Stated exercise: Format the stretch of lines from the one containing "Output each element" through the one containing "- velocity-cell: [486, 448, 489, 452]" as a numbered list, leaving out any blank lines.
— begin Data to use —
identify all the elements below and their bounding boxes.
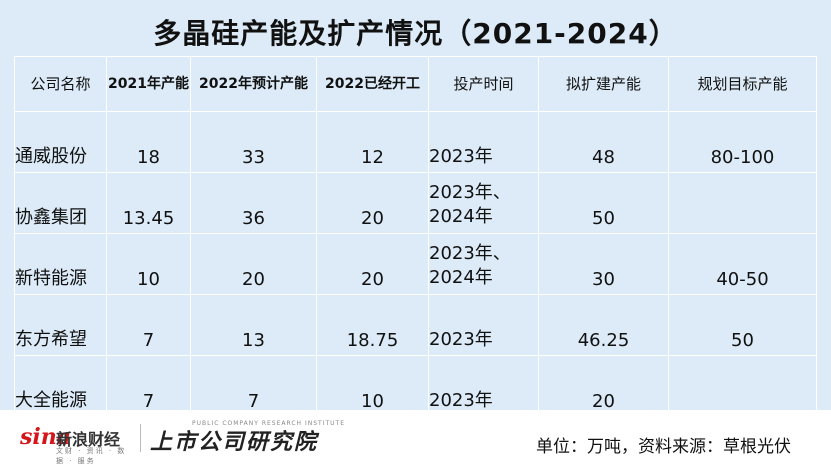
— end Data to use —
— begin Data to use —
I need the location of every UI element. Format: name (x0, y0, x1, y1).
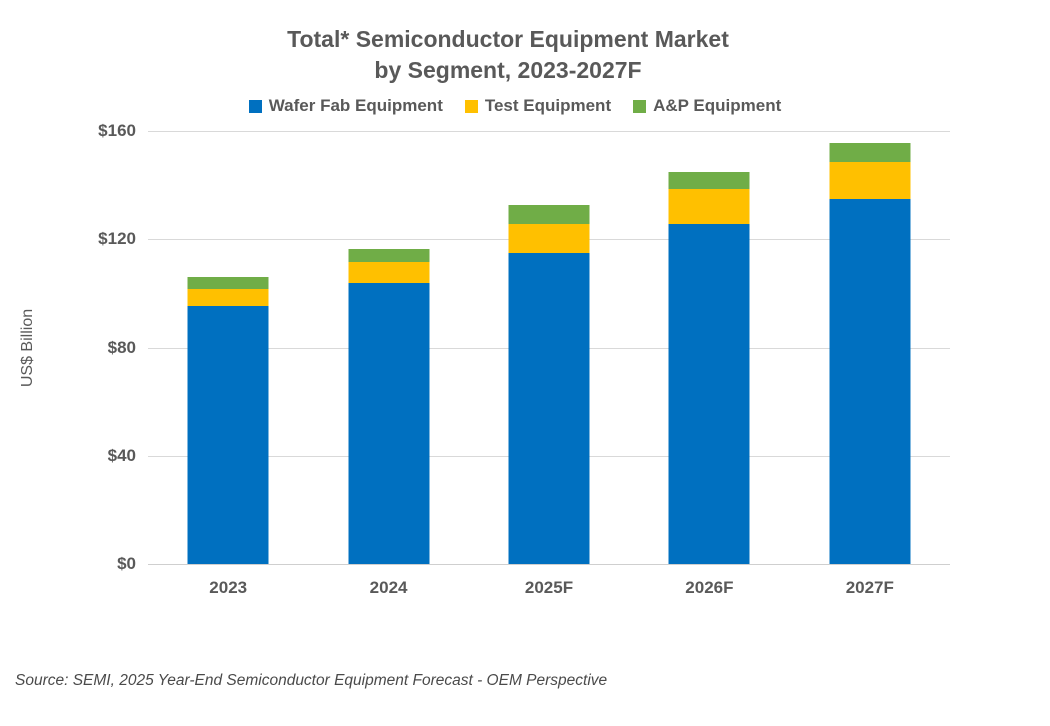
— end Data to use —
— begin Data to use —
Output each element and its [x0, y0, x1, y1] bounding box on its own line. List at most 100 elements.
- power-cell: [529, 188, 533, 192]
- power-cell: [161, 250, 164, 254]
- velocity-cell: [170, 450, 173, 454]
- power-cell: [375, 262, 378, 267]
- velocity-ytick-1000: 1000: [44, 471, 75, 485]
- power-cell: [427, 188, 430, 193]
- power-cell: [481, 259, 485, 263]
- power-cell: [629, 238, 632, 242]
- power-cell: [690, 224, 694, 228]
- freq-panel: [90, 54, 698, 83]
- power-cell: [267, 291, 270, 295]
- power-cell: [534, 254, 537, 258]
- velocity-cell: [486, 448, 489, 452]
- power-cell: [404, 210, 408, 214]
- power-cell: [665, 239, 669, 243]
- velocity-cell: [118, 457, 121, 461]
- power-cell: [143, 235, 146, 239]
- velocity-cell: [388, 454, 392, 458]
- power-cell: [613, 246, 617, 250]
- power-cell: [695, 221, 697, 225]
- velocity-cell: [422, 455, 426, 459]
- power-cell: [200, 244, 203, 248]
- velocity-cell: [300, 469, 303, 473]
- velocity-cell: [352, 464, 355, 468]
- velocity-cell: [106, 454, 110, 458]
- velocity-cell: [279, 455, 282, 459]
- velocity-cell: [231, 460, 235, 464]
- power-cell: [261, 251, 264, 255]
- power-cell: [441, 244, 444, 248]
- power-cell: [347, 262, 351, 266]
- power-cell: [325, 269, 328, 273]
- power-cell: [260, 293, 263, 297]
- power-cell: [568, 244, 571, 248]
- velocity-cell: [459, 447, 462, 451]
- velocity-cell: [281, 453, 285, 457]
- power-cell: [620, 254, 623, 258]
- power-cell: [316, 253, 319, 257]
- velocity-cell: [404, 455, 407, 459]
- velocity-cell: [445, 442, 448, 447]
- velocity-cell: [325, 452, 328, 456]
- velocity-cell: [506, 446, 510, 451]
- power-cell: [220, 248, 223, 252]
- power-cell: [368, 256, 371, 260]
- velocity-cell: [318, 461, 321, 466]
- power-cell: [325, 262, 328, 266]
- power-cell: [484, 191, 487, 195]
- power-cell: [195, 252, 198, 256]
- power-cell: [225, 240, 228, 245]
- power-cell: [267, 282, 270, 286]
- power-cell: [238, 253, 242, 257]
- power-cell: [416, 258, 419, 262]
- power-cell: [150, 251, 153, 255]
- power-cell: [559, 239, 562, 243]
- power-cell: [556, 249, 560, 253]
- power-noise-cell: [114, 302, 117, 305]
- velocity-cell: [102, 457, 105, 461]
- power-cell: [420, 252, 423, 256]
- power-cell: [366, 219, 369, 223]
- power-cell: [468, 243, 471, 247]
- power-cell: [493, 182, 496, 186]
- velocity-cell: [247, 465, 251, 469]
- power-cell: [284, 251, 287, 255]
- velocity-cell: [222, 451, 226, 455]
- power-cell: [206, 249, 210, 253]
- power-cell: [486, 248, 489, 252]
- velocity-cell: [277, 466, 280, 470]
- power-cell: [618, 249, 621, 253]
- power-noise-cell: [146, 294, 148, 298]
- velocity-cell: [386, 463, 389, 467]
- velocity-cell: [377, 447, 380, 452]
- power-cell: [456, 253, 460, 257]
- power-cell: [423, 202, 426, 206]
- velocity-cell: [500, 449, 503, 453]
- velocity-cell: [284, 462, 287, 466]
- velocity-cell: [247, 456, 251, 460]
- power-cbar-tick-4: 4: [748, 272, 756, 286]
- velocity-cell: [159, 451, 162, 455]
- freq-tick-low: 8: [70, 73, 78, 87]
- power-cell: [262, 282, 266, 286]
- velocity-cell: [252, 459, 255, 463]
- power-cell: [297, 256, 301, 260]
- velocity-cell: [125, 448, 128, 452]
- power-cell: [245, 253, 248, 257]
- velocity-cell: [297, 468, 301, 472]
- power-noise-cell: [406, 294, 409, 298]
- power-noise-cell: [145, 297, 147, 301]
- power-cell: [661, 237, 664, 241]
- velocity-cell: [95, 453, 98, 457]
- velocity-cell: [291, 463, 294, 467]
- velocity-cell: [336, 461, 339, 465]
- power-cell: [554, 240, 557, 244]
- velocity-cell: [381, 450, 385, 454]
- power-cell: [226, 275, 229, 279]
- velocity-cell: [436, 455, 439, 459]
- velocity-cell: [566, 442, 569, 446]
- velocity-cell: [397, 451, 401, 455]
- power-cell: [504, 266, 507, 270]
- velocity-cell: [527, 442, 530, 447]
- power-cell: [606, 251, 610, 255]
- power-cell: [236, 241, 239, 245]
— end Data to use —
Problem solution:
1. Output each element and its [x0, y0, x1, y1] bounding box on its own line. List at most 100 elements.
2. - power-cell: [529, 188, 533, 192]
3. - power-cell: [161, 250, 164, 254]
4. - velocity-cell: [170, 450, 173, 454]
5. - power-cell: [375, 262, 378, 267]
6. - velocity-ytick-1000: 1000: [44, 471, 75, 485]
7. - power-cell: [427, 188, 430, 193]
8. - power-cell: [481, 259, 485, 263]
9. - power-cell: [629, 238, 632, 242]
10. - power-cell: [690, 224, 694, 228]
11. - freq-panel: [90, 54, 698, 83]
12. - power-cell: [267, 291, 270, 295]
13. - power-cell: [534, 254, 537, 258]
14. - velocity-cell: [486, 448, 489, 452]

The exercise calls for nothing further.